■ **Objective**: Would you set down every entry shown below, precisely as written?

[Figure collection entries]
========================

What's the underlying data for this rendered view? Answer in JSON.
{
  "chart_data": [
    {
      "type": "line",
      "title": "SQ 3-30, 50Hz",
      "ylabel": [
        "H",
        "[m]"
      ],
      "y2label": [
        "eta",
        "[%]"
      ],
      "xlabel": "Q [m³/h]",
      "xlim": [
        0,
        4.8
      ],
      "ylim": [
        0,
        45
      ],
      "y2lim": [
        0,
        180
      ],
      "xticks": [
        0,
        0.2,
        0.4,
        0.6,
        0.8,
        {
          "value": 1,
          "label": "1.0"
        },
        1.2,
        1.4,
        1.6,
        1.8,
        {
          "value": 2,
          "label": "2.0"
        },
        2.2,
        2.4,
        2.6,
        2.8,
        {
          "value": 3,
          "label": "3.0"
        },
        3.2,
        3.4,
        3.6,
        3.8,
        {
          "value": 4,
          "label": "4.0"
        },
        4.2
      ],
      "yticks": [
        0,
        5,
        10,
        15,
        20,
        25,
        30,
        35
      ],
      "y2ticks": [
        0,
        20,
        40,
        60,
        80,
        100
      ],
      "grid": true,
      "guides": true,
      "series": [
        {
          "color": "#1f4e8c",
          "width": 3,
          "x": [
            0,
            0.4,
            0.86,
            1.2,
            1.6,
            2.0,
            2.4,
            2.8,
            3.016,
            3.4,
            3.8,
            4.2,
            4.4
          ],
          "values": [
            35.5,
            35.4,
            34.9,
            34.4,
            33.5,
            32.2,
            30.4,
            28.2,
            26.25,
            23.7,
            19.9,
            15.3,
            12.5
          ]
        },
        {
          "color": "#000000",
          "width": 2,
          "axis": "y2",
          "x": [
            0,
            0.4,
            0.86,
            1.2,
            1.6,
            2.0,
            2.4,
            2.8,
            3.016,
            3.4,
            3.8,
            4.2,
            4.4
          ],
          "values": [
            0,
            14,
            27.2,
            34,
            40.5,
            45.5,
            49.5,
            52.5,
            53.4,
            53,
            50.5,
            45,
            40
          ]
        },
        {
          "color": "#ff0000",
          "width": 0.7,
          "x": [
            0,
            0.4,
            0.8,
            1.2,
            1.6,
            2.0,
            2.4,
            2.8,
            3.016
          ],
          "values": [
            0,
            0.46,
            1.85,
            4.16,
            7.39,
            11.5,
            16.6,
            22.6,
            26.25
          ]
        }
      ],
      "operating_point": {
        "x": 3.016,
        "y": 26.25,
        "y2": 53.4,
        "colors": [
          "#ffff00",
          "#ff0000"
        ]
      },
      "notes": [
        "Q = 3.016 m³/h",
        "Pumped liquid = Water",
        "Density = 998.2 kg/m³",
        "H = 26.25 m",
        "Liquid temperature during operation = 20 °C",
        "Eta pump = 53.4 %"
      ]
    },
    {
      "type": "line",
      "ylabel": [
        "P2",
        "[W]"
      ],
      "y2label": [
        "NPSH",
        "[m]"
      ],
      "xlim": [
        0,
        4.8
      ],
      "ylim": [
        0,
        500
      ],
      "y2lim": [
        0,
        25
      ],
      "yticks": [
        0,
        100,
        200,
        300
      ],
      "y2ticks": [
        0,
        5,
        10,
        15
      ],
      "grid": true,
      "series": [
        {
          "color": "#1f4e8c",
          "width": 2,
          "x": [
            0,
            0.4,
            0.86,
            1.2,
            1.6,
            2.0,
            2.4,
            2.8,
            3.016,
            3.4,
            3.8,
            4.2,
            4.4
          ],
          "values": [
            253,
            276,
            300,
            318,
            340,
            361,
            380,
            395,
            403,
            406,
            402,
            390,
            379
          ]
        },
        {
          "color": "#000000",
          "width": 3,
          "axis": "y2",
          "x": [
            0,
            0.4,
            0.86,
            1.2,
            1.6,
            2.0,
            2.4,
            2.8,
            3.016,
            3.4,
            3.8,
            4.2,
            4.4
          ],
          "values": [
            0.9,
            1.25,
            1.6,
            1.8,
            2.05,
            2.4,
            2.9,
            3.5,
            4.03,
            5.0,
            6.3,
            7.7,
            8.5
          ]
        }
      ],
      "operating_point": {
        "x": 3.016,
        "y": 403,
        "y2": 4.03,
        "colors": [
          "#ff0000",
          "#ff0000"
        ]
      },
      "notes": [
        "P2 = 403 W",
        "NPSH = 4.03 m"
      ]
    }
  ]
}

========================

■ **Result of this task**:
What's the underlying data for this rendered view? Answer in JSON.
{
  "chart_data": [
    {
      "type": "line",
      "title": "SQ 3-30, 50Hz",
      "ylabel": [
        "H",
        "[m]"
      ],
      "y2label": [
        "eta",
        "[%]"
      ],
      "xlabel": "Q [m³/h]",
      "xlim": [
        0,
        4.8
      ],
      "ylim": [
        0,
        45
      ],
      "y2lim": [
        0,
        180
      ],
      "xticks": [
        0,
        0.2,
        0.4,
        0.6,
        0.8,
        {
          "value": 1,
          "label": "1.0"
        },
        1.2,
        1.4,
        1.6,
        1.8,
        {
          "value": 2,
          "label": "2.0"
        },
        2.2,
        2.4,
        2.6,
        2.8,
        {
          "value": 3,
          "label": "3.0"
        },
        3.2,
        3.4,
        3.6,
        3.8,
        {
          "value": 4,
          "label": "4.0"
        },
        4.2
      ],
      "yticks": [
        0,
        5,
        10,
        15,
        20,
        25,
        30,
        35
      ],
      "y2ticks": [
        0,
        20,
        40,
        60,
        80,
        100
      ],
      "grid": true,
      "guides": true,
      "series": [
        {
          "color": "#1f4e8c",
          "width": 3,
          "x": [
            0,
            0.4,
            0.86,
            1.2,
            1.6,
            2.0,
            2.4,
            2.8,
            3.016,
            3.4,
            3.8,
            4.2,
            4.4
          ],
          "values": [
            35.5,
            35.4,
            34.9,
            34.4,
            33.5,
            32.2,
            30.4,
            28.2,
            26.25,
            23.7,
            19.9,
            15.3,
            12.5
          ]
        },
        {
          "color": "#000000",
          "width": 2,
          "axis": "y2",
          "x": [
            0,
            0.4,
            0.86,
            1.2,
            1.6,
            2.0,
            2.4,
            2.8,
            3.016,
            3.4,
            3.8,
            4.2,
            4.4
          ],
          "values": [
            0,
            14,
            27.2,
            34,
            40.5,
            45.5,
            49.5,
            52.5,
            53.4,
            53,
            50.5,
            45,
            40
          ]
        },
        {
          "color": "#ff0000",
          "width": 0.7,
          "x": [
            0,
            0.4,
            0.8,
            1.2,
            1.6,
            2.0,
            2.4,
            2.8,
            3.016
          ],
          "values": [
            0,
            0.46,
            1.85,
            4.16,
            7.39,
            11.5,
            16.6,
            22.6,
            26.25
          ]
        }
      ],
      "operating_point": {
        "x": 3.016,
        "y": 26.25,
        "y2": 53.4,
        "colors": [
          "#ffff00",
          "#ff0000"
        ]
      },
      "notes": [
        "Q = 3.016 m³/h",
        "Pumped liquid = Water",
        "Density = 998.2 kg/m³",
        "H = 26.25 m",
        "Liquid temperature during operation = 20 °C",
        "Eta pump = 53.4 %"
      ]
    },
    {
      "type": "line",
      "ylabel": [
        "P2",
        "[W]"
      ],
      "y2label": [
        "NPSH",
        "[m]"
      ],
      "xlim": [
        0,
        4.8
      ],
      "ylim": [
        0,
        500
      ],
      "y2lim": [
        0,
        25
      ],
      "yticks": [
        0,
        100,
        200,
        300
      ],
      "y2ticks": [
        0,
        5,
        10,
        15
      ],
      "grid": true,
      "series": [
        {
          "color": "#1f4e8c",
          "width": 2,
          "x": [
            0,
            0.4,
            0.86,
            1.2,
            1.6,
            2.0,
            2.4,
            2.8,
            3.016,
            3.4,
            3.8,
            4.2,
            4.4
          ],
          "values": [
            253,
            276,
            300,
            318,
            340,
            361,
            380,
            395,
            403,
            406,
            402,
            390,
            379
          ]
        },
        {
          "color": "#000000",
          "width": 3,
          "axis": "y2",
          "x": [
            0,
            0.4,
            0.86,
            1.2,
            1.6,
            2.0,
            2.4,
            2.8,
            3.016,
            3.4,
            3.8,
            4.2,
            4.4
          ],
          "values": [
            0.9,
            1.25,
            1.6,
            1.8,
            2.05,
            2.4,
            2.9,
            3.5,
            4.03,
            5.0,
            6.3,
            7.7,
            8.5
          ]
        }
      ],
      "operating_point": {
        "x": 3.016,
        "y": 403,
        "y2": 4.03,
        "colors": [
          "#ff0000",
          "#ff0000"
        ]
      },
      "notes": [
        "P2 = 403 W",
        "NPSH = 4.03 m"
      ]
    }
  ]
}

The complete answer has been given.